##### RECORDS SHOWN #####

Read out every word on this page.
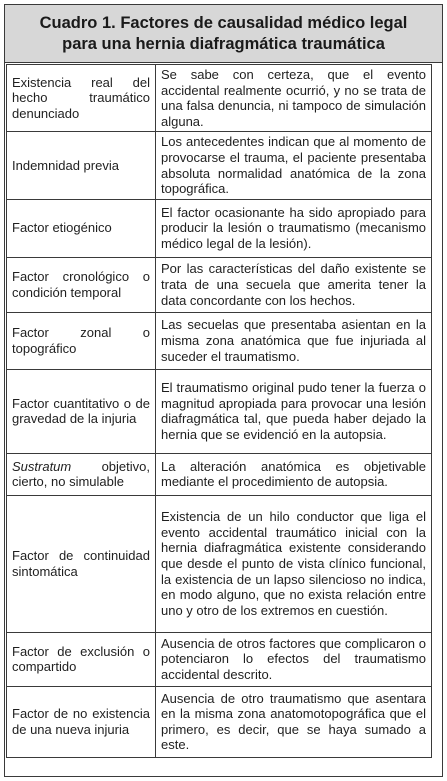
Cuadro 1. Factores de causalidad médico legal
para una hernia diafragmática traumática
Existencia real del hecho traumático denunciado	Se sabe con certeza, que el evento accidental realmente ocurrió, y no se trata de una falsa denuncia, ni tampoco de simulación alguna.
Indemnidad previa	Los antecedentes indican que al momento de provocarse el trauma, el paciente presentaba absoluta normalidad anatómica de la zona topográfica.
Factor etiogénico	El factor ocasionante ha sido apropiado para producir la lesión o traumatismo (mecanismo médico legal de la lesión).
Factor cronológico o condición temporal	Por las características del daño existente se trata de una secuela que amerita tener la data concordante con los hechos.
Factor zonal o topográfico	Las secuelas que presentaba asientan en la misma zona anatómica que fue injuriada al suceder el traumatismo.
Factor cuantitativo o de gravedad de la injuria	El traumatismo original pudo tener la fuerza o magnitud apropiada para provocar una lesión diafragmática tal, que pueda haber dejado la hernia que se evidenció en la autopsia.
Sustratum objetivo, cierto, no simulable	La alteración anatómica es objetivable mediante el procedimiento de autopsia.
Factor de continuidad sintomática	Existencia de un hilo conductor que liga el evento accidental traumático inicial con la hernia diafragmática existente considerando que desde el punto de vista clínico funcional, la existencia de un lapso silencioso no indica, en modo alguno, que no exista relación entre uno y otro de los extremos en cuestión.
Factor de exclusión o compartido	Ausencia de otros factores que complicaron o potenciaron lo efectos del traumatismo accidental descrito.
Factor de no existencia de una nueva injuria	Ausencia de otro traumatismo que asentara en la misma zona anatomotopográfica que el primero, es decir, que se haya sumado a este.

#####

Omit all pictures while transcribing the entries verbatim.

Read out every word on this page.
Cuadro 1. Factores de causalidad médico legal
para una hernia diafragmática traumática
Existencia real del hecho traumático denunciado	Se sabe con certeza, que el evento accidental realmente ocurrió, y no se trata de una falsa denuncia, ni tampoco de simulación alguna.
Indemnidad previa	Los antecedentes indican que al momento de provocarse el trauma, el paciente presentaba absoluta normalidad anatómica de la zona topográfica.
Factor etiogénico	El factor ocasionante ha sido apropiado para producir la lesión o traumatismo (mecanismo médico legal de la lesión).
Factor cronológico o condición temporal	Por las características del daño existente se trata de una secuela que amerita tener la data concordante con los hechos.
Factor zonal o topográfico	Las secuelas que presentaba asientan en la misma zona anatómica que fue injuriada al suceder el traumatismo.
Factor cuantitativo o de gravedad de la injuria	El traumatismo original pudo tener la fuerza o magnitud apropiada para provocar una lesión diafragmática tal, que pueda haber dejado la hernia que se evidenció en la autopsia.
Sustratum objetivo, cierto, no simulable	La alteración anatómica es objetivable mediante el procedimiento de autopsia.
Factor de continuidad sintomática	Existencia de un hilo conductor que liga el evento accidental traumático inicial con la hernia diafragmática existente considerando que desde el punto de vista clínico funcional, la existencia de un lapso silencioso no indica, en modo alguno, que no exista relación entre uno y otro de los extremos en cuestión.
Factor de exclusión o compartido	Ausencia de otros factores que complicaron o potenciaron lo efectos del traumatismo accidental descrito.
Factor de no existencia de una nueva injuria	Ausencia de otro traumatismo que asentara en la misma zona anatomotopográfica que el primero, es decir, que se haya sumado a este.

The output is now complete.